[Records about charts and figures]
━━━━━━━━━━━━━━━━━━━━

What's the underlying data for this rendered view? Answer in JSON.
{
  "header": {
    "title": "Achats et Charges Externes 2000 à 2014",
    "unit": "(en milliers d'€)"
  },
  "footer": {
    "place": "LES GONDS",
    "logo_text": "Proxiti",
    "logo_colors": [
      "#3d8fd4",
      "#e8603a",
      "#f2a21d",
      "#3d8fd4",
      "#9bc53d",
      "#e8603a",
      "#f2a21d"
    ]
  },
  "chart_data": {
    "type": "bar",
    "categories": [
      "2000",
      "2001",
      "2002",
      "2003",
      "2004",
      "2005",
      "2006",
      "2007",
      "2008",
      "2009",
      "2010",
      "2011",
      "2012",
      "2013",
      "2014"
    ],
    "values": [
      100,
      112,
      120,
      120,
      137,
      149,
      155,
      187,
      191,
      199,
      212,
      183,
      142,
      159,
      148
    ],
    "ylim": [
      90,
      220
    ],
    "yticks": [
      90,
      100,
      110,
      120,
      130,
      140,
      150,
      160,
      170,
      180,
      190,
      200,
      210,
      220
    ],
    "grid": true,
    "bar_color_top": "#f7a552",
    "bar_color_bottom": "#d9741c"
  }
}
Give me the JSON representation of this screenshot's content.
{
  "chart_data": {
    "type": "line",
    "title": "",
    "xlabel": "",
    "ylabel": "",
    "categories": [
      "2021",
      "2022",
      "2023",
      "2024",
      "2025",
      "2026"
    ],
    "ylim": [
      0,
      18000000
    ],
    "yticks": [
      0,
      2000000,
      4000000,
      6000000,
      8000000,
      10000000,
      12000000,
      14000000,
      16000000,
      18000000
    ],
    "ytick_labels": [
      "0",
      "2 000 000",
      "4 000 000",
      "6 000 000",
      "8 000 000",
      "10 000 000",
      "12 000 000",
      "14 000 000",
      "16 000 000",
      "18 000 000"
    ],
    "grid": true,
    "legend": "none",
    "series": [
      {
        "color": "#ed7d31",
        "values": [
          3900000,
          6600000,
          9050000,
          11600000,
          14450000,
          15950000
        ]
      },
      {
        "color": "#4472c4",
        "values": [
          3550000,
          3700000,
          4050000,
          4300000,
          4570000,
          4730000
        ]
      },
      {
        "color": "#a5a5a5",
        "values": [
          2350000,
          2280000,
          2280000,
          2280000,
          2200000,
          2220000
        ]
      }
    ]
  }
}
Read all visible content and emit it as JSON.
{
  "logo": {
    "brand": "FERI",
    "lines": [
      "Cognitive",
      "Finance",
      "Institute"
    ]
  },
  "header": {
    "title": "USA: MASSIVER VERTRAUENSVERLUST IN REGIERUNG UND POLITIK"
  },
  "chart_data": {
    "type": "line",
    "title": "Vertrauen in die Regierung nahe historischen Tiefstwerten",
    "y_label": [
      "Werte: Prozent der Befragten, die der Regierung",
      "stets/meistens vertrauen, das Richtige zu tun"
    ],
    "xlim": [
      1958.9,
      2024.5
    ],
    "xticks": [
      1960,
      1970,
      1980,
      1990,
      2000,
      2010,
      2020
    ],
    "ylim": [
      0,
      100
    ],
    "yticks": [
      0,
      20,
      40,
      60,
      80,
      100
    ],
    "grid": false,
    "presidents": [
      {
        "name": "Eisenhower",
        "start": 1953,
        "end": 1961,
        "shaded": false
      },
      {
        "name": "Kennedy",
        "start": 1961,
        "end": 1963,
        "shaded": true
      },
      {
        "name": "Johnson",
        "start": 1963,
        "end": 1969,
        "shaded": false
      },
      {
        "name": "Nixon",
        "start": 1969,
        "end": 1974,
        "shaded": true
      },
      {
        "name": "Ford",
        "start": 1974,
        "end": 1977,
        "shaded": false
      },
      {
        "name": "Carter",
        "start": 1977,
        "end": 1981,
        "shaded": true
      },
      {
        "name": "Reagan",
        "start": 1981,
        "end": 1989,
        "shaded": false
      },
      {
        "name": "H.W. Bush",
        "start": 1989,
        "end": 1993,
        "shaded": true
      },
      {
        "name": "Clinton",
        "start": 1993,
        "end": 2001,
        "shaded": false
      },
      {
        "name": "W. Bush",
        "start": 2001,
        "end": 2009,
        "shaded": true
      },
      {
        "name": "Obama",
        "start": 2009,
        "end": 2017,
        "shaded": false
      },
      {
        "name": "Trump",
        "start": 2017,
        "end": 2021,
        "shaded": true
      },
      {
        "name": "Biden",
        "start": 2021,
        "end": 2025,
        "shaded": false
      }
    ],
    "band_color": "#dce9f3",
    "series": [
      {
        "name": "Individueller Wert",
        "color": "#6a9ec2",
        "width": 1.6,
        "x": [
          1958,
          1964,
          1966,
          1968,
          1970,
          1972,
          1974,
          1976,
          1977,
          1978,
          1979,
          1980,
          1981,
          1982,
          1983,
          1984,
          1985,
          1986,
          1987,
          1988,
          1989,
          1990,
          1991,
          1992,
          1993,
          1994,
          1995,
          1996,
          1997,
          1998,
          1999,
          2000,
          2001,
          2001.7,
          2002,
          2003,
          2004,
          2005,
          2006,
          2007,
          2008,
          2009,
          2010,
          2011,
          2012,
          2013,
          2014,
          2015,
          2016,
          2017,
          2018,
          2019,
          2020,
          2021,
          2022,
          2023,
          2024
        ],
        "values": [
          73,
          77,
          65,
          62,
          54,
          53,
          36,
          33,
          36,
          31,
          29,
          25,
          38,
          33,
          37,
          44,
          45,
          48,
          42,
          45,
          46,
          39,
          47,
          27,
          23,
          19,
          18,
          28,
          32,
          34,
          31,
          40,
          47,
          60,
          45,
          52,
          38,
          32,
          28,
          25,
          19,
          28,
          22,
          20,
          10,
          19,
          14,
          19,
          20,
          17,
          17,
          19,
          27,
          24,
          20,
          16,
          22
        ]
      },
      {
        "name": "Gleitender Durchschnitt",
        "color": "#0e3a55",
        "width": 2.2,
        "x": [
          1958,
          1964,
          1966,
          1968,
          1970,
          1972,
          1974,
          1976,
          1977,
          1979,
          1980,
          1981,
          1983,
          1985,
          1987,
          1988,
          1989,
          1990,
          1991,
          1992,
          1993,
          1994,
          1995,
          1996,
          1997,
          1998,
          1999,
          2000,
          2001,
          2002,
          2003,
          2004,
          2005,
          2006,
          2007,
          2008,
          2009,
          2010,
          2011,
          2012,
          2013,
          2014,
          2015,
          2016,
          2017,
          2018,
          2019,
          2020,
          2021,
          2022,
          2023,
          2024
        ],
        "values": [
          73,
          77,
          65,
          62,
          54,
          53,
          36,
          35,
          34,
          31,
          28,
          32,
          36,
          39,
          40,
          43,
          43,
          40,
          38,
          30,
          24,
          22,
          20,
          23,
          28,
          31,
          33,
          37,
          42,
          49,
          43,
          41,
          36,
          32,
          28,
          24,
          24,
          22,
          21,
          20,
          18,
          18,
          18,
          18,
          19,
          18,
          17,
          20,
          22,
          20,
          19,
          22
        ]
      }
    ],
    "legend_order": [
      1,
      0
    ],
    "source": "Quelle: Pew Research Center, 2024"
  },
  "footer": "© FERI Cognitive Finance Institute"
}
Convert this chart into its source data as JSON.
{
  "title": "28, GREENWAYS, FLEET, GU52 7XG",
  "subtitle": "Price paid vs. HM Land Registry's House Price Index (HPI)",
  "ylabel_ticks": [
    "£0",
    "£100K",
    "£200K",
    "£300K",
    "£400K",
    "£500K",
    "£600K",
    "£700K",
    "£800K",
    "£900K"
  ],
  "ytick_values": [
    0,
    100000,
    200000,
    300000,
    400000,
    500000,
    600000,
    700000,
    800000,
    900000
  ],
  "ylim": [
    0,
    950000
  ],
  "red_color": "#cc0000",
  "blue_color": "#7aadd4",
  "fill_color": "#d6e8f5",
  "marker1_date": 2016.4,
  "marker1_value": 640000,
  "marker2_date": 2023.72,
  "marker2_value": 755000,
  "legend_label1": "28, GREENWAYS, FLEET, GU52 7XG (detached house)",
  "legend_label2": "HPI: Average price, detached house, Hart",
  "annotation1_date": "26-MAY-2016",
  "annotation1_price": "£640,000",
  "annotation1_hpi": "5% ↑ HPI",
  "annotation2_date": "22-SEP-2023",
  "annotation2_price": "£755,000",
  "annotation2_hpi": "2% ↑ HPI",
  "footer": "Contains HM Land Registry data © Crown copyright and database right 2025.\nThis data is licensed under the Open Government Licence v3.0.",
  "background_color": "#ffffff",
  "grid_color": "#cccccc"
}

━━━━━━━━━━━━━━━━━━━━

◆ **What you have to do**:
Find the line that contains "Convert this chart". Repeat it and every line after it, exactly as written, up to and including the last line of the records above.

◆ **Problem solution**:
Convert this chart into its source data as JSON.
{
  "title": "28, GREENWAYS, FLEET, GU52 7XG",
  "subtitle": "Price paid vs. HM Land Registry's House Price Index (HPI)",
  "ylabel_ticks": [
    "£0",
    "£100K",
    "£200K",
    "£300K",
    "£400K",
    "£500K",
    "£600K",
    "£700K",
    "£800K",
    "£900K"
  ],
  "ytick_values": [
    0,
    100000,
    200000,
    300000,
    400000,
    500000,
    600000,
    700000,
    800000,
    900000
  ],
  "ylim": [
    0,
    950000
  ],
  "red_color": "#cc0000",
  "blue_color": "#7aadd4",
  "fill_color": "#d6e8f5",
  "marker1_date": 2016.4,
  "marker1_value": 640000,
  "marker2_date": 2023.72,
  "marker2_value": 755000,
  "legend_label1": "28, GREENWAYS, FLEET, GU52 7XG (detached house)",
  "legend_label2": "HPI: Average price, detached house, Hart",
  "annotation1_date": "26-MAY-2016",
  "annotation1_price": "£640,000",
  "annotation1_hpi": "5% ↑ HPI",
  "annotation2_date": "22-SEP-2023",
  "annotation2_price": "£755,000",
  "annotation2_hpi": "2% ↑ HPI",
  "footer": "Contains HM Land Registry data © Crown copyright and database right 2025.\nThis data is licensed under the Open Government Licence v3.0.",
  "background_color": "#ffffff",
  "grid_color": "#cccccc"
}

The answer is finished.